─── Exercise data ───

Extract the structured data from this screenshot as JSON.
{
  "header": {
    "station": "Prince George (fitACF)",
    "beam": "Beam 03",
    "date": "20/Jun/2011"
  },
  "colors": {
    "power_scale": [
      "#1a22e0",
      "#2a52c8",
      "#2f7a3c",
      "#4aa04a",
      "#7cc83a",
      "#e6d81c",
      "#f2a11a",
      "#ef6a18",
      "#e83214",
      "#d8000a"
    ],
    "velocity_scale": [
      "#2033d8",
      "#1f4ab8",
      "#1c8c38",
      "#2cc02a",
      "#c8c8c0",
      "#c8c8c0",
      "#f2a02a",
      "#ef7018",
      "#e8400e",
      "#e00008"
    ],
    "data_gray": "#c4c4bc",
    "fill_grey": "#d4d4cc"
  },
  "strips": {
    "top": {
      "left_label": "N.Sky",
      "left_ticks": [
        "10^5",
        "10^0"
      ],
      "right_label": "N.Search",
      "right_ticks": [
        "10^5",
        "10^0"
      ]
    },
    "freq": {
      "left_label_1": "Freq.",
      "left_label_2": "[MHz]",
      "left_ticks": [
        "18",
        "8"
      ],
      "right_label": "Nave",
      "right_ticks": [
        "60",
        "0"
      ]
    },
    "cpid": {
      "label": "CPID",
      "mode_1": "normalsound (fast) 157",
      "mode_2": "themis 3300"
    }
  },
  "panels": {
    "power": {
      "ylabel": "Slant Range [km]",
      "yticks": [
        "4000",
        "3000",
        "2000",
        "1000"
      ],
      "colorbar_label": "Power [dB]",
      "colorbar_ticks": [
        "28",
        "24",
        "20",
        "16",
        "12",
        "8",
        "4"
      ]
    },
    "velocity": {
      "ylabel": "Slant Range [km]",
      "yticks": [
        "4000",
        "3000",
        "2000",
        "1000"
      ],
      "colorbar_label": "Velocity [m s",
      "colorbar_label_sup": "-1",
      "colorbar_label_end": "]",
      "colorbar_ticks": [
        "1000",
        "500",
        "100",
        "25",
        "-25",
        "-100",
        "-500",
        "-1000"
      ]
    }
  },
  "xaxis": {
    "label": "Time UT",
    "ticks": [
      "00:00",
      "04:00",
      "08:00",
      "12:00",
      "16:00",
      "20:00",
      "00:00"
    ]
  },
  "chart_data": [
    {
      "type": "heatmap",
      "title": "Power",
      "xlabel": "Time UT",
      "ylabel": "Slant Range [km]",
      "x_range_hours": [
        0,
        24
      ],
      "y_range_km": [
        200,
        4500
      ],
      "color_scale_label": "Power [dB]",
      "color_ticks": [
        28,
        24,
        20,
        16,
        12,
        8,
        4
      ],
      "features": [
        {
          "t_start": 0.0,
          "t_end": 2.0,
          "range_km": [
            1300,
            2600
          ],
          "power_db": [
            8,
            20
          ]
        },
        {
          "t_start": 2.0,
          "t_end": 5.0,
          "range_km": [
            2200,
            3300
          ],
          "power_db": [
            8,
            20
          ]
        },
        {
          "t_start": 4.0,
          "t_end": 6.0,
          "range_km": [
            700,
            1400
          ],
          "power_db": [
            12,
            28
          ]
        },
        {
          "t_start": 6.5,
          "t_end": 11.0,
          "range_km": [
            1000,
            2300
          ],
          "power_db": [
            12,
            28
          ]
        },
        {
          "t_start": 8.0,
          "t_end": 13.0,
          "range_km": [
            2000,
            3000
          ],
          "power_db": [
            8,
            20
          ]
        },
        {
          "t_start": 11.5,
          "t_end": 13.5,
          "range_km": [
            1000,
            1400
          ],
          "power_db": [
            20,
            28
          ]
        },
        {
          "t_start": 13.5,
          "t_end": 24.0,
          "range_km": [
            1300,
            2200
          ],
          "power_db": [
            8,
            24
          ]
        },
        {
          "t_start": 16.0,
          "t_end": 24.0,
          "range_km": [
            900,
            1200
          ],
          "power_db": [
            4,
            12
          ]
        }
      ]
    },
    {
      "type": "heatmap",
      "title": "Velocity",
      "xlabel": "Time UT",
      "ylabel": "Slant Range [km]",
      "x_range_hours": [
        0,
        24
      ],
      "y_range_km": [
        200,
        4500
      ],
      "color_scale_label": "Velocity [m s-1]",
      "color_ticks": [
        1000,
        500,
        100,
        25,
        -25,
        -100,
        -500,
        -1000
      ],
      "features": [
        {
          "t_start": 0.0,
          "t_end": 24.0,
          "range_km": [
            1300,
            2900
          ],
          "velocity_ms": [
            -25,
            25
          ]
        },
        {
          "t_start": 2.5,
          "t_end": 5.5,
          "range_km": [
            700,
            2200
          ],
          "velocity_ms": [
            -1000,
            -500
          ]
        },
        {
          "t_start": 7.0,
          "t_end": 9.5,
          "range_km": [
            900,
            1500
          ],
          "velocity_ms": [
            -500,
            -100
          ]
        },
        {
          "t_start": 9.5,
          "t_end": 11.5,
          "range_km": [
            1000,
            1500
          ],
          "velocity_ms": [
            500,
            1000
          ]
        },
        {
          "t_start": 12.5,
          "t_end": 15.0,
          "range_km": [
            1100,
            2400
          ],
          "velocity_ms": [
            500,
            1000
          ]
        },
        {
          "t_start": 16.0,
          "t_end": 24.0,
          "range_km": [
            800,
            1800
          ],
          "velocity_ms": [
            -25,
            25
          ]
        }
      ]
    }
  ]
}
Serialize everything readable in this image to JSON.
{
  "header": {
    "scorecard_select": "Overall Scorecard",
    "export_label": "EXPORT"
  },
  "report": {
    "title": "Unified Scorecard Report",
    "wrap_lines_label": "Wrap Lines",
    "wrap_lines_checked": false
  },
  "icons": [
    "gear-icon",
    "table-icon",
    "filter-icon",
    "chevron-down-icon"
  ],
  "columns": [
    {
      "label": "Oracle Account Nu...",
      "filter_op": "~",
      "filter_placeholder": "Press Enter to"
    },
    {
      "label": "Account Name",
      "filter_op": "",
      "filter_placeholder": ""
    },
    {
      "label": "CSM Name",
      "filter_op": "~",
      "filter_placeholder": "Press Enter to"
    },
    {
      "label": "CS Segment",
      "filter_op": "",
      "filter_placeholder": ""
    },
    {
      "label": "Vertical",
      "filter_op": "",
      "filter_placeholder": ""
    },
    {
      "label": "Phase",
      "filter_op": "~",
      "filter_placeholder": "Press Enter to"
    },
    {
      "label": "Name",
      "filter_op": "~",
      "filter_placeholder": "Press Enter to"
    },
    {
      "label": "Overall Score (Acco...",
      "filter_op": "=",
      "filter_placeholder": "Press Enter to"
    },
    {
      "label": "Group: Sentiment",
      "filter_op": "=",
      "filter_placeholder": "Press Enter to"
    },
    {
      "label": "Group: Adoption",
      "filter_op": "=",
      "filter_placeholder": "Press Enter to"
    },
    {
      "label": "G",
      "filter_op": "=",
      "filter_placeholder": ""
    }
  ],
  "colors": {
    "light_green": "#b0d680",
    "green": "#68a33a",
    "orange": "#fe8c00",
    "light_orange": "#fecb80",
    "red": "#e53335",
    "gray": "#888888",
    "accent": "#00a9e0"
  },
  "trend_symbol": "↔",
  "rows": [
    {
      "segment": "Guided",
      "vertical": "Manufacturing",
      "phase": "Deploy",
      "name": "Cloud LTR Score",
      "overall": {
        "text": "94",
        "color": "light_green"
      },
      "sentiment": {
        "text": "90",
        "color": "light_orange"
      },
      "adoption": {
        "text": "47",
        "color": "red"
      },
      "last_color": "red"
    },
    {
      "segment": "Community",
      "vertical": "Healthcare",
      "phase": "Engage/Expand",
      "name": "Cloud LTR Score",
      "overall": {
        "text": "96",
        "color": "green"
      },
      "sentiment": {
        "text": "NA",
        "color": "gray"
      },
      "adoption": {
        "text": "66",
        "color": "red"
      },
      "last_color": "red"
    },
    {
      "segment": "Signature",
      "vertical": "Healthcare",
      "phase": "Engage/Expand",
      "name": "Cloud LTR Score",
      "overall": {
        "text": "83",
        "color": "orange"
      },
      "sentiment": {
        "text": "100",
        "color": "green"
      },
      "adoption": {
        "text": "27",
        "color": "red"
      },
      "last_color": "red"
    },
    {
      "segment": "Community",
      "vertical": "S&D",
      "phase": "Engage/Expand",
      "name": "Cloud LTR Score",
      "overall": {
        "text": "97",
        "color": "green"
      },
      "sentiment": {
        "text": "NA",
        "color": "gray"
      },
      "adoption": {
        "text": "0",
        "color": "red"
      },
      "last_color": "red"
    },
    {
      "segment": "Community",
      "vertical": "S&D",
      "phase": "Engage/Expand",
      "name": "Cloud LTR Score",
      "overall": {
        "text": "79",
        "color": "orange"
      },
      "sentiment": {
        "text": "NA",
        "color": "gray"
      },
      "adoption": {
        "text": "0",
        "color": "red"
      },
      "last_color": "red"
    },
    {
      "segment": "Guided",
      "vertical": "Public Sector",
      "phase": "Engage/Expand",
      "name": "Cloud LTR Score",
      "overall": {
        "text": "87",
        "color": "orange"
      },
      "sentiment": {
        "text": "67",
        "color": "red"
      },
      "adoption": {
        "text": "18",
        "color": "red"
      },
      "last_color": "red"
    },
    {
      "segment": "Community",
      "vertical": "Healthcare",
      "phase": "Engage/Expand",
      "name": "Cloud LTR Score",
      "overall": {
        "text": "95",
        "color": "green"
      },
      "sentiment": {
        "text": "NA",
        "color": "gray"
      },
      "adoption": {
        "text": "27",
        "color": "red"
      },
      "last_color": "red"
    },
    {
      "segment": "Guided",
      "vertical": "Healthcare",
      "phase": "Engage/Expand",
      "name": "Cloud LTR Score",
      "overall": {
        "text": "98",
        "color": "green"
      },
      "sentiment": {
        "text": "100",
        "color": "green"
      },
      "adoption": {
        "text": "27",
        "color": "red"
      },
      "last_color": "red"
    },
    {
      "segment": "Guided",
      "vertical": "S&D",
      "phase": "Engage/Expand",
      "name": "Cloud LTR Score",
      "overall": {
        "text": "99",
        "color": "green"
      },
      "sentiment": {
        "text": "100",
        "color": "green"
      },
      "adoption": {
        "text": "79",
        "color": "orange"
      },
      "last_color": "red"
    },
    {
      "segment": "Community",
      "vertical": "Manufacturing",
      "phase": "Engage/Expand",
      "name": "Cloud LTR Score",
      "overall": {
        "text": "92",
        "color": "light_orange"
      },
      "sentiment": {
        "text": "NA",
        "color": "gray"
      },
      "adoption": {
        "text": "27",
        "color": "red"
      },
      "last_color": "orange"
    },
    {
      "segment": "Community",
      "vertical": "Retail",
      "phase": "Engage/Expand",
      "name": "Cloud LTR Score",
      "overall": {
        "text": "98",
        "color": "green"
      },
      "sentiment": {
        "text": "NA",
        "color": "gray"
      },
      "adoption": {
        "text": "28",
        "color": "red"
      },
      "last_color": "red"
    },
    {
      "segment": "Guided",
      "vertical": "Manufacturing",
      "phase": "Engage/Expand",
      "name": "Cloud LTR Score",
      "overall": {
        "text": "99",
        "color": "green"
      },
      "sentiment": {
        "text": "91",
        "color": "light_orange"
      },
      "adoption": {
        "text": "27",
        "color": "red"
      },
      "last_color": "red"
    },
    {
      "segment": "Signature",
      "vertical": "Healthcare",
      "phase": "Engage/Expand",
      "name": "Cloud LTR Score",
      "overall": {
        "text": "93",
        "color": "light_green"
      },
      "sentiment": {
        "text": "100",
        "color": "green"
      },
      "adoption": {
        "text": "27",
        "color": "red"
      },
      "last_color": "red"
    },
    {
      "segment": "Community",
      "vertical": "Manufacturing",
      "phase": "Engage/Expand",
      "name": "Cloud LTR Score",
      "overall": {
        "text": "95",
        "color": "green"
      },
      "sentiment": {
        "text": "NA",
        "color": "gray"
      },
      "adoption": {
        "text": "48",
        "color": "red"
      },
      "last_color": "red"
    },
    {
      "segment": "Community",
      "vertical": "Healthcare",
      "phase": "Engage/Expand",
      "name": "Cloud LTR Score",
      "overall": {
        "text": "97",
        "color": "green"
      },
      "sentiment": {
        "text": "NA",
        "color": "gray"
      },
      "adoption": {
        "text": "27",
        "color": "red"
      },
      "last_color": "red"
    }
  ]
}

───

> **Given exercise**
State the number of lines that contain the string "JSON", with no other words.

> **Worked solution**
2